> [Do this]: Exclude the pictures, then copy all remaining records exactly.

> [Available records]:
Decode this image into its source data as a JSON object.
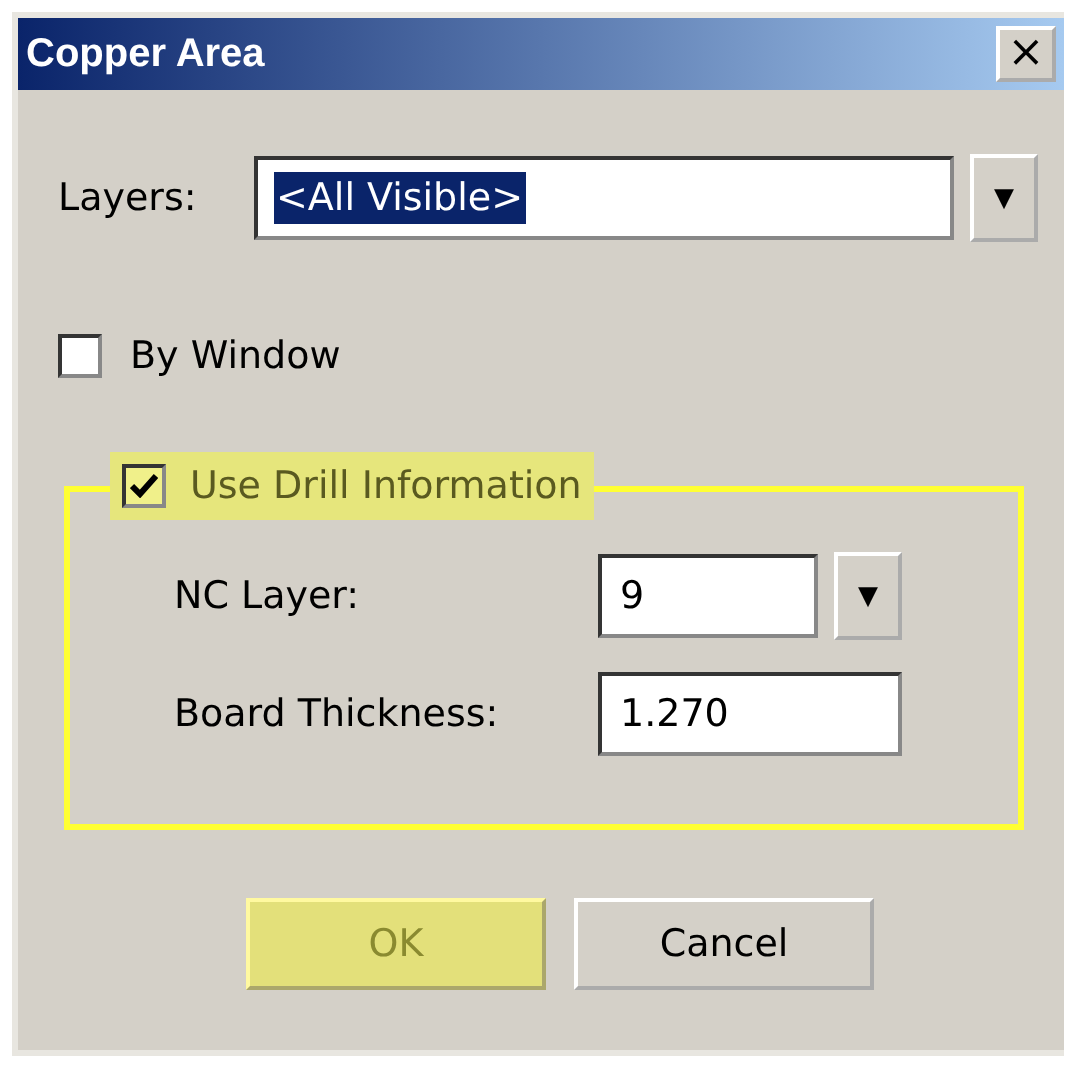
{
  "window": {
    "title": "Copper Area",
    "close": "×"
  },
  "layers": {
    "label": "Layers:",
    "value": "<All Visible>",
    "value_selected": true,
    "dropdown": "▼"
  },
  "by_window": {
    "label": "By Window",
    "checked": false
  },
  "drill_group": {
    "label": "Use Drill Information",
    "checked": true,
    "highlighted": true,
    "fields": [
      {
        "kind": "combo",
        "label": "NC Layer:",
        "value": "9",
        "dropdown": "▼"
      },
      {
        "kind": "text",
        "label": "Board Thickness:",
        "value": "1.270"
      }
    ]
  },
  "buttons": [
    {
      "label": "OK",
      "highlighted": true
    },
    {
      "label": "Cancel",
      "highlighted": false
    }
  ]
}
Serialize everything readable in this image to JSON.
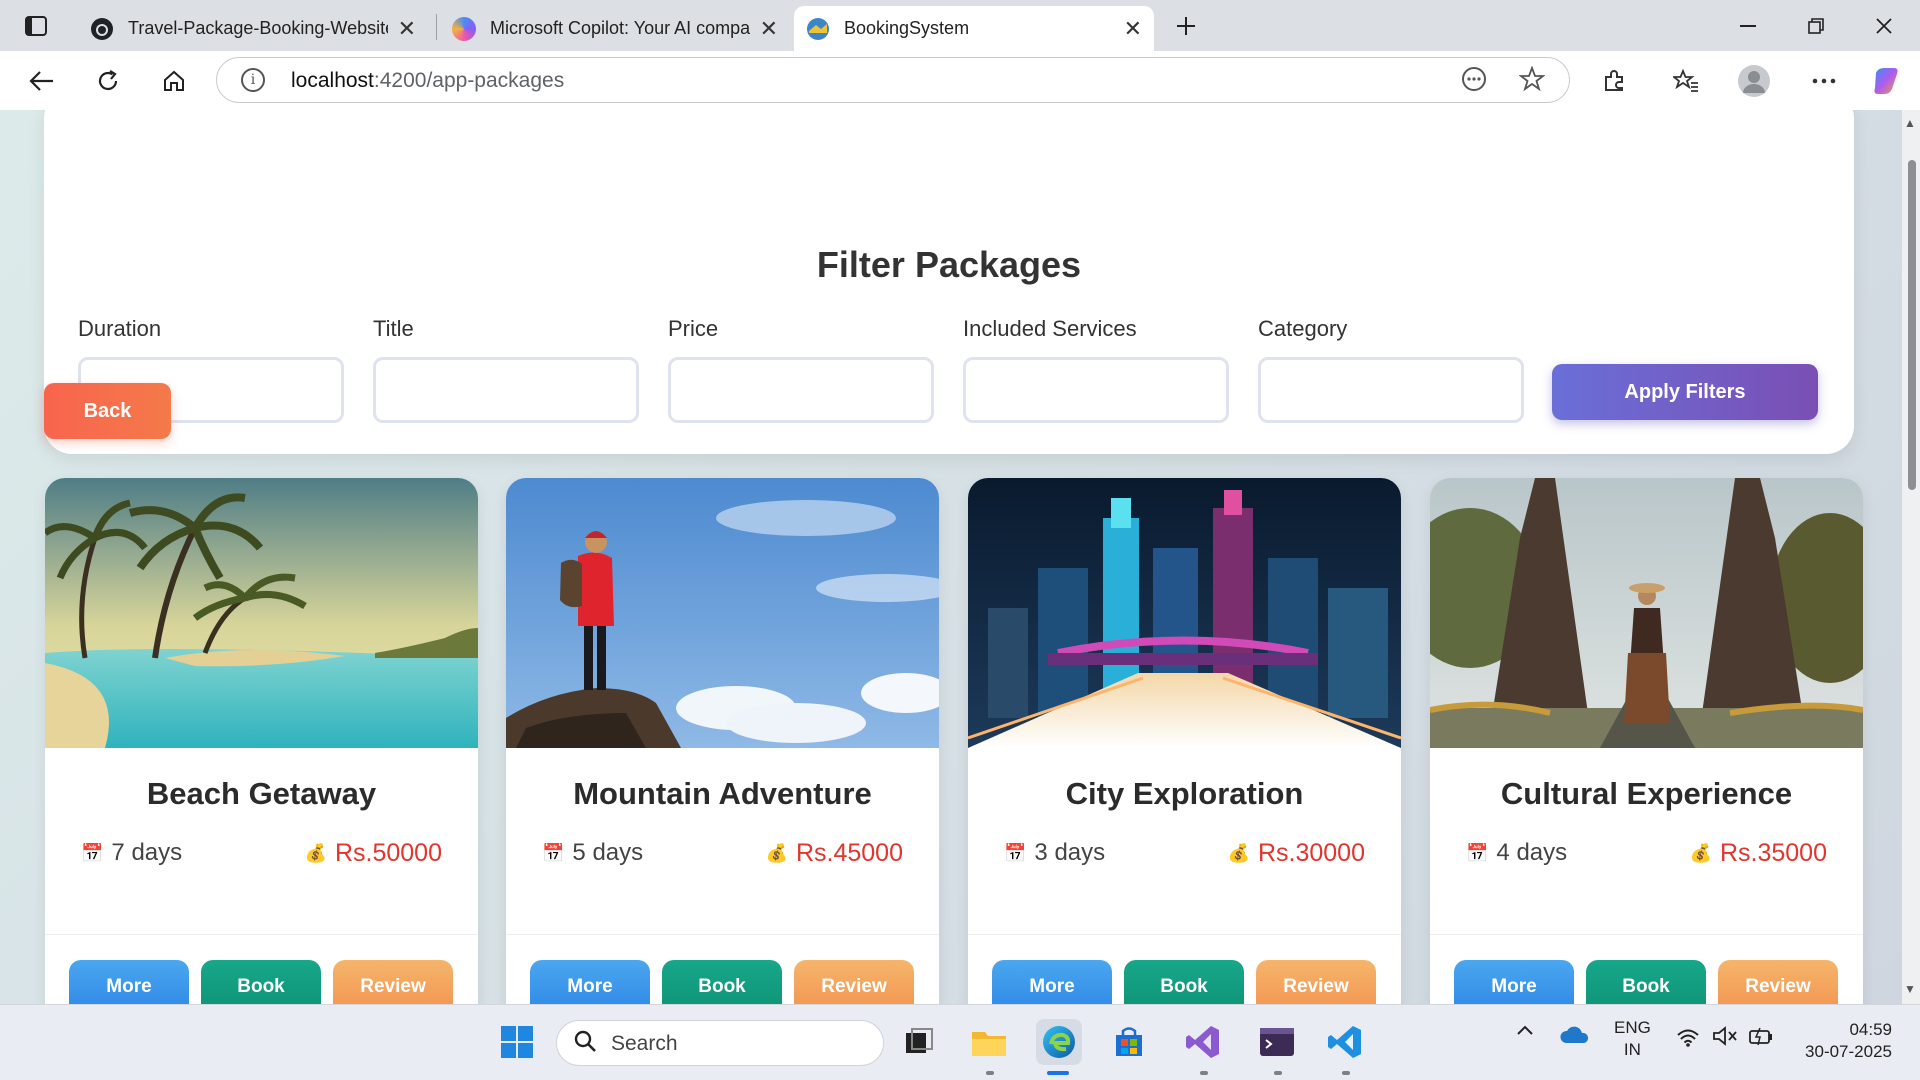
{
  "browser": {
    "tabs": [
      {
        "title": "Travel-Package-Booking-Website",
        "favicon": "github-icon"
      },
      {
        "title": "Microsoft Copilot: Your AI companion",
        "favicon": "copilot-icon"
      },
      {
        "title": "BookingSystem",
        "favicon": "booking-logo-icon",
        "active": true
      }
    ],
    "url_host": "localhost",
    "url_path": ":4200/app-packages"
  },
  "filter": {
    "title": "Filter Packages",
    "fields": [
      {
        "label": "Duration",
        "value": ""
      },
      {
        "label": "Title",
        "value": ""
      },
      {
        "label": "Price",
        "value": ""
      },
      {
        "label": "Included Services",
        "value": ""
      },
      {
        "label": "Category",
        "value": ""
      }
    ],
    "apply_label": "Apply Filters"
  },
  "back_label": "Back",
  "packages": [
    {
      "title": "Beach Getaway",
      "duration": "7 days",
      "price": "Rs.50000",
      "image": "beach-image"
    },
    {
      "title": "Mountain Adventure",
      "duration": "5 days",
      "price": "Rs.45000",
      "image": "mountain-image"
    },
    {
      "title": "City Exploration",
      "duration": "3 days",
      "price": "Rs.30000",
      "image": "city-image"
    },
    {
      "title": "Cultural Experience",
      "duration": "4 days",
      "price": "Rs.35000",
      "image": "temple-image"
    }
  ],
  "card_buttons": {
    "more": "More",
    "book": "Book",
    "review": "Review"
  },
  "taskbar": {
    "search_placeholder": "Search",
    "lang_top": "ENG",
    "lang_bottom": "IN",
    "time": "04:59",
    "date": "30-07-2025"
  },
  "colors": {
    "apply_gradient": [
      "#6a6fd8",
      "#7a4fb4"
    ],
    "back": "#f8644e",
    "more": "#2f86e6",
    "book": "#0e9275",
    "review": "#f29250",
    "price": "#e2352e"
  }
}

> [Written answer]:
Decode this image into its source data as a JSON object.
{
  "window": {
    "title": "Copper Area",
    "close": "×"
  },
  "layers": {
    "label": "Layers:",
    "value": "<All Visible>",
    "value_selected": true,
    "dropdown": "▼"
  },
  "by_window": {
    "label": "By Window",
    "checked": false
  },
  "drill_group": {
    "label": "Use Drill Information",
    "checked": true,
    "highlighted": true,
    "fields": [
      {
        "kind": "combo",
        "label": "NC Layer:",
        "value": "9",
        "dropdown": "▼"
      },
      {
        "kind": "text",
        "label": "Board Thickness:",
        "value": "1.270"
      }
    ]
  },
  "buttons": [
    {
      "label": "OK",
      "highlighted": true
    },
    {
      "label": "Cancel",
      "highlighted": false
    }
  ]
}
Serialize everything readable in this image to JSON.
{
  "browser": {
    "tabs": [
      {
        "title": "Travel-Package-Booking-Website",
        "favicon": "github-icon"
      },
      {
        "title": "Microsoft Copilot: Your AI companion",
        "favicon": "copilot-icon"
      },
      {
        "title": "BookingSystem",
        "favicon": "booking-logo-icon",
        "active": true
      }
    ],
    "url_host": "localhost",
    "url_path": ":4200/app-packages"
  },
  "filter": {
    "title": "Filter Packages",
    "fields": [
      {
        "label": "Duration",
        "value": ""
      },
      {
        "label": "Title",
        "value": ""
      },
      {
        "label": "Price",
        "value": ""
      },
      {
        "label": "Included Services",
        "value": ""
      },
      {
        "label": "Category",
        "value": ""
      }
    ],
    "apply_label": "Apply Filters"
  },
  "back_label": "Back",
  "packages": [
    {
      "title": "Beach Getaway",
      "duration": "7 days",
      "price": "Rs.50000",
      "image": "beach-image"
    },
    {
      "title": "Mountain Adventure",
      "duration": "5 days",
      "price": "Rs.45000",
      "image": "mountain-image"
    },
    {
      "title": "City Exploration",
      "duration": "3 days",
      "price": "Rs.30000",
      "image": "city-image"
    },
    {
      "title": "Cultural Experience",
      "duration": "4 days",
      "price": "Rs.35000",
      "image": "temple-image"
    }
  ],
  "card_buttons": {
    "more": "More",
    "book": "Book",
    "review": "Review"
  },
  "taskbar": {
    "search_placeholder": "Search",
    "lang_top": "ENG",
    "lang_bottom": "IN",
    "time": "04:59",
    "date": "30-07-2025"
  },
  "colors": {
    "apply_gradient": [
      "#6a6fd8",
      "#7a4fb4"
    ],
    "back": "#f8644e",
    "more": "#2f86e6",
    "book": "#0e9275",
    "review": "#f29250",
    "price": "#e2352e"
  }
}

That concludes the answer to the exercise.